── Dataset extract ──

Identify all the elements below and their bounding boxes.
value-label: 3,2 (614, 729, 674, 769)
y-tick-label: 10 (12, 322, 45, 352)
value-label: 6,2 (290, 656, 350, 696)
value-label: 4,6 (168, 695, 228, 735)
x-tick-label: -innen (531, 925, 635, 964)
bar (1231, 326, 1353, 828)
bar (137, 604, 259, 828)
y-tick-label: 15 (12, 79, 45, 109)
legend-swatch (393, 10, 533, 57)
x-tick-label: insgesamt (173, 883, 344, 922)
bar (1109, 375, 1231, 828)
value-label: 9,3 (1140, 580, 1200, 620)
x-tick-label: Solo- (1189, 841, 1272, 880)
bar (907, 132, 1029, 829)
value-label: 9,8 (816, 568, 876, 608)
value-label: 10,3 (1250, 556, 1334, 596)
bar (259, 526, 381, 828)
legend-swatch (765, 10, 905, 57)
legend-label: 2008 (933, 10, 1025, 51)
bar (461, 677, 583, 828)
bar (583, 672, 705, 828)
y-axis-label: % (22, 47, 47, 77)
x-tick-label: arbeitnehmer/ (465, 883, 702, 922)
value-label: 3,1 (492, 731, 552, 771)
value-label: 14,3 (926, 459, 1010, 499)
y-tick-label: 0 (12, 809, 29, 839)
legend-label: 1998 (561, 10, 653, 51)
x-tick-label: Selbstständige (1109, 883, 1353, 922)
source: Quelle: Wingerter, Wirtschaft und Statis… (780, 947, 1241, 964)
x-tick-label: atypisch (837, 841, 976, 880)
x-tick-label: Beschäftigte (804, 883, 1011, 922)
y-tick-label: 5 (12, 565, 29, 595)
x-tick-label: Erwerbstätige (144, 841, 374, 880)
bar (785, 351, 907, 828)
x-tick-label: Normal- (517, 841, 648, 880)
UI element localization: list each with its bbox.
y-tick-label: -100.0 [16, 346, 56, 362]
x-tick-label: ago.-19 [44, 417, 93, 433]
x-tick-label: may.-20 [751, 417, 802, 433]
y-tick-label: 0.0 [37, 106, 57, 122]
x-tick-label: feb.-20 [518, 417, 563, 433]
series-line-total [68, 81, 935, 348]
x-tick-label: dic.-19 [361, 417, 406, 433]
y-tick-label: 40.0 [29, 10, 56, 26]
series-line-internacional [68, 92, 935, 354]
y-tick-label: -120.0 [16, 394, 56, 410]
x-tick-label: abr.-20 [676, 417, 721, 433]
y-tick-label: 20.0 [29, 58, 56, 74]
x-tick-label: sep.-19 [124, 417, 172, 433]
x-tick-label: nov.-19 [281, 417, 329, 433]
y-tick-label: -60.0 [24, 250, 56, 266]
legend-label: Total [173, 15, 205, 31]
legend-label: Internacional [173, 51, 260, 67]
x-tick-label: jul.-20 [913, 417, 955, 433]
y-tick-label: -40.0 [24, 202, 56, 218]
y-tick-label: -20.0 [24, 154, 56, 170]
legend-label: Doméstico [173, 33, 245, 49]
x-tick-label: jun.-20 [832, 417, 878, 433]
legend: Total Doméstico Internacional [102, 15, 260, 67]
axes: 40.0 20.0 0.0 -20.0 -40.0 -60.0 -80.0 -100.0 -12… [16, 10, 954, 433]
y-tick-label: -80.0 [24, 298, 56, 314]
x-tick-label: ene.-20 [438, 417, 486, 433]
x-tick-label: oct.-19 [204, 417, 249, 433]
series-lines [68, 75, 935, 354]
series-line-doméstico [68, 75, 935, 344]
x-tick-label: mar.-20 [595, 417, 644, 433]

───

Given instruction: Reproduce the entire listing above line for line, without changing any character.

Response to this exercise:
Identify all the elements below and their bounding boxes.
value-label: 3,2 (614, 729, 674, 769)
y-tick-label: 10 (12, 322, 45, 352)
value-label: 6,2 (290, 656, 350, 696)
value-label: 4,6 (168, 695, 228, 735)
x-tick-label: -innen (531, 925, 635, 964)
bar (1231, 326, 1353, 828)
bar (137, 604, 259, 828)
y-tick-label: 15 (12, 79, 45, 109)
legend-swatch (393, 10, 533, 57)
x-tick-label: insgesamt (173, 883, 344, 922)
bar (1109, 375, 1231, 828)
value-label: 9,3 (1140, 580, 1200, 620)
x-tick-label: Solo- (1189, 841, 1272, 880)
bar (907, 132, 1029, 829)
value-label: 9,8 (816, 568, 876, 608)
value-label: 10,3 (1250, 556, 1334, 596)
bar (259, 526, 381, 828)
legend-swatch (765, 10, 905, 57)
legend-label: 2008 (933, 10, 1025, 51)
bar (461, 677, 583, 828)
bar (583, 672, 705, 828)
y-axis-label: % (22, 47, 47, 77)
x-tick-label: arbeitnehmer/ (465, 883, 702, 922)
value-label: 3,1 (492, 731, 552, 771)
value-label: 14,3 (926, 459, 1010, 499)
y-tick-label: 0 (12, 809, 29, 839)
legend-label: 1998 (561, 10, 653, 51)
x-tick-label: Selbstständige (1109, 883, 1353, 922)
source: Quelle: Wingerter, Wirtschaft und Statis… (780, 947, 1241, 964)
x-tick-label: atypisch (837, 841, 976, 880)
x-tick-label: Beschäftigte (804, 883, 1011, 922)
y-tick-label: 5 (12, 565, 29, 595)
x-tick-label: Erwerbstätige (144, 841, 374, 880)
bar (785, 351, 907, 828)
x-tick-label: Normal- (517, 841, 648, 880)
UI element localization: list each with its bbox.
y-tick-label: -100.0 [16, 346, 56, 362]
x-tick-label: ago.-19 [44, 417, 93, 433]
x-tick-label: may.-20 [751, 417, 802, 433]
y-tick-label: 0.0 [37, 106, 57, 122]
x-tick-label: feb.-20 [518, 417, 563, 433]
series-line-total [68, 81, 935, 348]
x-tick-label: dic.-19 [361, 417, 406, 433]
y-tick-label: 40.0 [29, 10, 56, 26]
series-line-internacional [68, 92, 935, 354]
y-tick-label: -120.0 [16, 394, 56, 410]
x-tick-label: abr.-20 [676, 417, 721, 433]
y-tick-label: 20.0 [29, 58, 56, 74]
x-tick-label: sep.-19 [124, 417, 172, 433]
x-tick-label: nov.-19 [281, 417, 329, 433]
y-tick-label: -60.0 [24, 250, 56, 266]
legend-label: Total [173, 15, 205, 31]
legend-label: Internacional [173, 51, 260, 67]
x-tick-label: jul.-20 [913, 417, 955, 433]
y-tick-label: -40.0 [24, 202, 56, 218]
y-tick-label: -20.0 [24, 154, 56, 170]
legend-label: Doméstico [173, 33, 245, 49]
x-tick-label: jun.-20 [832, 417, 878, 433]
legend: Total Doméstico Internacional [102, 15, 260, 67]
axes: 40.0 20.0 0.0 -20.0 -40.0 -60.0 -80.0 -100.0 -12… [16, 10, 954, 433]
y-tick-label: -80.0 [24, 298, 56, 314]
x-tick-label: ene.-20 [438, 417, 486, 433]
x-tick-label: oct.-19 [204, 417, 249, 433]
series-lines [68, 75, 935, 354]
series-line-doméstico [68, 75, 935, 344]
x-tick-label: mar.-20 [595, 417, 644, 433]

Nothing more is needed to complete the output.